══ Input rows

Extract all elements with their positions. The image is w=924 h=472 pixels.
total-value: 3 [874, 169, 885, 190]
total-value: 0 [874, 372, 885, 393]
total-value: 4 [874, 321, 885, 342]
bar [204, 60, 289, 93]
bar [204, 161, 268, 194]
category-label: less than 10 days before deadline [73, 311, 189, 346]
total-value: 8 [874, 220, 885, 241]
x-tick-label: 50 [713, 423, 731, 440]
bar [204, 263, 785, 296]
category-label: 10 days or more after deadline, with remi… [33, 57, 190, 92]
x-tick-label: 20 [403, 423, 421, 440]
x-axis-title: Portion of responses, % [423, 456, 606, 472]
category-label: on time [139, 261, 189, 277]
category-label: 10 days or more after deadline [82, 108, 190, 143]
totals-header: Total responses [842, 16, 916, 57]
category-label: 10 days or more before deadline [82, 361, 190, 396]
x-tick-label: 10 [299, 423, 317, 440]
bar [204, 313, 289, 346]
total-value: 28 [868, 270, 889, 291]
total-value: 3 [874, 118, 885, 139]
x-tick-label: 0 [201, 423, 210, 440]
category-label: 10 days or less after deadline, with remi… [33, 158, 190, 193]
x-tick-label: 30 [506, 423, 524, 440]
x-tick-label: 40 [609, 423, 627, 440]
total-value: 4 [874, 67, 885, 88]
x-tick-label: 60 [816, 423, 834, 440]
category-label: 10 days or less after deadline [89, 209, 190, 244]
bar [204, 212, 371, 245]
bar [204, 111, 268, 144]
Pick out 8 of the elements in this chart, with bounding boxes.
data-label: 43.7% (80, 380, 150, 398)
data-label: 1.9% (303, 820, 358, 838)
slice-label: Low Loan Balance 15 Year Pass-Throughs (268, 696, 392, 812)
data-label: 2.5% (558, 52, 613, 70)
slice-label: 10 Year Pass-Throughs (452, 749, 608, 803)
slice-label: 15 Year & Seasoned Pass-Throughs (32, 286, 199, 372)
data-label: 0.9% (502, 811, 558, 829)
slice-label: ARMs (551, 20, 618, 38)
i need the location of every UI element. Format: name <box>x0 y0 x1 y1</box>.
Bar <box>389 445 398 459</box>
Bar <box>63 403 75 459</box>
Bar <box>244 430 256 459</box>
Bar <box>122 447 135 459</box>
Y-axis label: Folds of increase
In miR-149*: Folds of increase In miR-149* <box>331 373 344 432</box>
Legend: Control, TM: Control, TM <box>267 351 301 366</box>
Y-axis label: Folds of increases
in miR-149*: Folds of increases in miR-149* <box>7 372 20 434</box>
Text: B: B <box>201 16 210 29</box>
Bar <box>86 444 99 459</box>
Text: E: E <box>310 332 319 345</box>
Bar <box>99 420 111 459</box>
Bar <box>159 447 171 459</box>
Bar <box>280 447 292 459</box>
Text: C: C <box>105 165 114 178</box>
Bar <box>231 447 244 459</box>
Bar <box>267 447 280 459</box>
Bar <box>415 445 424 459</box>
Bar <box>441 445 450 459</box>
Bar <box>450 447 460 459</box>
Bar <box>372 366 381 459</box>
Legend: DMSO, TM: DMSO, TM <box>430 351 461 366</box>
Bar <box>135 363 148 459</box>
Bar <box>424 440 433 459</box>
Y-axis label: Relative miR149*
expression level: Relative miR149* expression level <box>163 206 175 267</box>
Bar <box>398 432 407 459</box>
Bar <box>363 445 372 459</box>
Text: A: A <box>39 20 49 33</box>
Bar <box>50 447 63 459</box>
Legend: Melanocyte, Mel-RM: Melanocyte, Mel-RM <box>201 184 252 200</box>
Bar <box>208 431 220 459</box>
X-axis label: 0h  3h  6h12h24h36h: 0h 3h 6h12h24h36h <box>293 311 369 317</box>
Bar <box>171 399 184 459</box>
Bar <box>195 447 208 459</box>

════

Requirements:
Reproduce without change the lines from the beginning of the records through the one containing "data-label: 0.9% (502, 811, 558, 829)", including both.

Answer below:
Extract all elements with their positions. The image is w=924 h=472 pixels.
total-value: 3 [874, 169, 885, 190]
total-value: 0 [874, 372, 885, 393]
total-value: 4 [874, 321, 885, 342]
bar [204, 60, 289, 93]
bar [204, 161, 268, 194]
category-label: less than 10 days before deadline [73, 311, 189, 346]
total-value: 8 [874, 220, 885, 241]
x-tick-label: 50 [713, 423, 731, 440]
bar [204, 263, 785, 296]
category-label: 10 days or more after deadline, with remi… [33, 57, 190, 92]
x-tick-label: 20 [403, 423, 421, 440]
x-axis-title: Portion of responses, % [423, 456, 606, 472]
category-label: on time [139, 261, 189, 277]
category-label: 10 days or more after deadline [82, 108, 190, 143]
totals-header: Total responses [842, 16, 916, 57]
category-label: 10 days or more before deadline [82, 361, 190, 396]
x-tick-label: 10 [299, 423, 317, 440]
bar [204, 313, 289, 346]
total-value: 28 [868, 270, 889, 291]
total-value: 3 [874, 118, 885, 139]
x-tick-label: 0 [201, 423, 210, 440]
category-label: 10 days or less after deadline, with remi… [33, 158, 190, 193]
x-tick-label: 30 [506, 423, 524, 440]
x-tick-label: 40 [609, 423, 627, 440]
total-value: 4 [874, 67, 885, 88]
x-tick-label: 60 [816, 423, 834, 440]
category-label: 10 days or less after deadline [89, 209, 190, 244]
bar [204, 212, 371, 245]
bar [204, 111, 268, 144]
Pick out 8 of the elements in this chart, with bounding boxes.
data-label: 43.7% (80, 380, 150, 398)
data-label: 1.9% (303, 820, 358, 838)
slice-label: Low Loan Balance 15 Year Pass-Throughs (268, 696, 392, 812)
data-label: 2.5% (558, 52, 613, 70)
slice-label: 10 Year Pass-Throughs (452, 749, 608, 803)
slice-label: 15 Year & Seasoned Pass-Throughs (32, 286, 199, 372)
data-label: 0.9% (502, 811, 558, 829)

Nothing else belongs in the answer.